■ COMPITI DA SVOLGERE
• 1. Ripeti alla lettera il passo della recensione del film con Sophia Loren da "Tratto dal famoso" a "Oscar nel 1978.".
• 2. Quale riconoscimento ha ottenuto Sophia Loren per questo ruolo, secondo la recensione del film?
• 3. Quali sono tutte le persone reali, esclusi i personaggi, nominate nella recensione del film con Sophia Loren?

■ TESTO DI PARTENZA
********************

Tratto dal famoso e omonimo romanzo di Romain Gary, il film scritto e diretto da Edoardo Ponti, figlio della Loren, e prodotto da Netflix racconta una storia di integrazione e dolore, cambiando l’ambientazione dell’opera cartacea che dalla periferia di Parigi si sposta a quella di Bari. La pellicola è il remake italiano dell’omonimo film del 1977 del regista israeliano Moshé Mizrahi, premiato come miglior film straniero agli Oscar nel 1978.

SOPHIA LOREN


E’ inutile girarci intorno: il grande interesse che vi è stato attorno al film e il motivo per cui Netflix ha deciso di finanziarlo è il ritorno di Sophia Loren sullo schermo, un’attesa che è stata sicuramente ripagata. Nel ruolo che fu di Simone Signoret (all’epoca premiata con un César e un David di Donatello per l’interpretazione) la Loren non fa certo rimpiangere la collega ed è protagonista di una grande performance attoriale, perfetta in ogni singola scena, con una mimica facciale spesso più efficace dei dialoghi in dialetto.
Non è certo un caso se per tale ruolo la madre del regista si è aggiudicata il David di Donatello come miglior attrice protagonista, un’impresa considerando la sua età, 86 anni.
E’ evidente come l’intero film ruoti intorno al personaggio di Madame Rosà e sia stato scritto appositamente per lei, vero centro della narrazione insieme a Momò, l’esordiente Ibrahima Gueye autore di una buona interpretazione vista la giovane età.
Il problema principale però risiede proprio qui visto che se si escludono le storie dei due protagonisti principali del film rimane ben poco.

L’EMARGINAZIONE


Il tema centrale del film è senza dubbio l’emarginazione che nei quartieri multietnici di Bari spesso si intreccia con vicende umane complesse, caratterizzate da dolore e una complicatissima integrazione.
Così dal ragazzino-ladro di colore arrivato dal Senegal alla prostituta transessuale, senza dimenticare i figli delle prostitute accolti da Madame Rosa, tutti i personaggi del film tentano con grosse difficoltà di essere accettati dalla società per come sono, affrontando ogni giorno pregiudizi e razzismo che, insieme a una difficile situazione economica, li rendono dei veri e propri emarginati.
Il problema è che tematiche così importanti e delicate vengono trattate in maniera grossolana, paternalistica, con uno sguardo superficiale e molto retrò che punta a conquistare il cuore dello spettatore, ma mostra tutti i suoi limiti man mano che la trama si evolve.

********************

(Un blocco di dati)
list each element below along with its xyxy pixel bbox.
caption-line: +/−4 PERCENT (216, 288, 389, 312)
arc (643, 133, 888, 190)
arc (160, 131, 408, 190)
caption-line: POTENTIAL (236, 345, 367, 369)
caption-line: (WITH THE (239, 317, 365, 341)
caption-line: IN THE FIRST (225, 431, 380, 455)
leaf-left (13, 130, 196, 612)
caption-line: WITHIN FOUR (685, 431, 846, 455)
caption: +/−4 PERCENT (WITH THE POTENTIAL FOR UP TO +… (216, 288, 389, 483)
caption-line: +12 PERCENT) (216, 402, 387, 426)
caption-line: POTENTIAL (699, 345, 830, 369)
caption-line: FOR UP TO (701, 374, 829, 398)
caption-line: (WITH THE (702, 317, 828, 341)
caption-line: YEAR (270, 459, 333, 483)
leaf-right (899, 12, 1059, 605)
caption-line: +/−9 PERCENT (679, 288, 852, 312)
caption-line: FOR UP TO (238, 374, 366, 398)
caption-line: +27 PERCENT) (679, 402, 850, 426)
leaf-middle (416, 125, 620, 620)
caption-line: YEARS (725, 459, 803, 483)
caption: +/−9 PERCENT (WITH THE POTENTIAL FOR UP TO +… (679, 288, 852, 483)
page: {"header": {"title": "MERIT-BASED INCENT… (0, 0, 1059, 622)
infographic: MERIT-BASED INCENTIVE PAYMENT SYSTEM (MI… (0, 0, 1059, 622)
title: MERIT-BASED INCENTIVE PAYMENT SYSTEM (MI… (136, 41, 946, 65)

********************

■ RISPOSTE AI COMPITI
• 1.
Tratto dal famoso e omonimo romanzo di Romain Gary, il film scritto e diretto da Edoardo Ponti, figlio della Loren, e prodotto da Netflix racconta una storia di integrazione e dolore, cambiando l’ambientazione dell’opera cartacea che dalla periferia di Parigi si sposta a quella di Bari. La pellicola è il remake italiano dell’omonimo film del 1977 del regista israeliano Moshé Mizrahi, premiato come miglior film straniero agli Oscar nel 1978.

• 2. Il David di Donatello come miglior attrice protagonista.

• 3. Romain Gary, Edoardo Ponti, Sophia Loren, Moshé Mizrahi, Simone Signoret, Ibrahima Gueye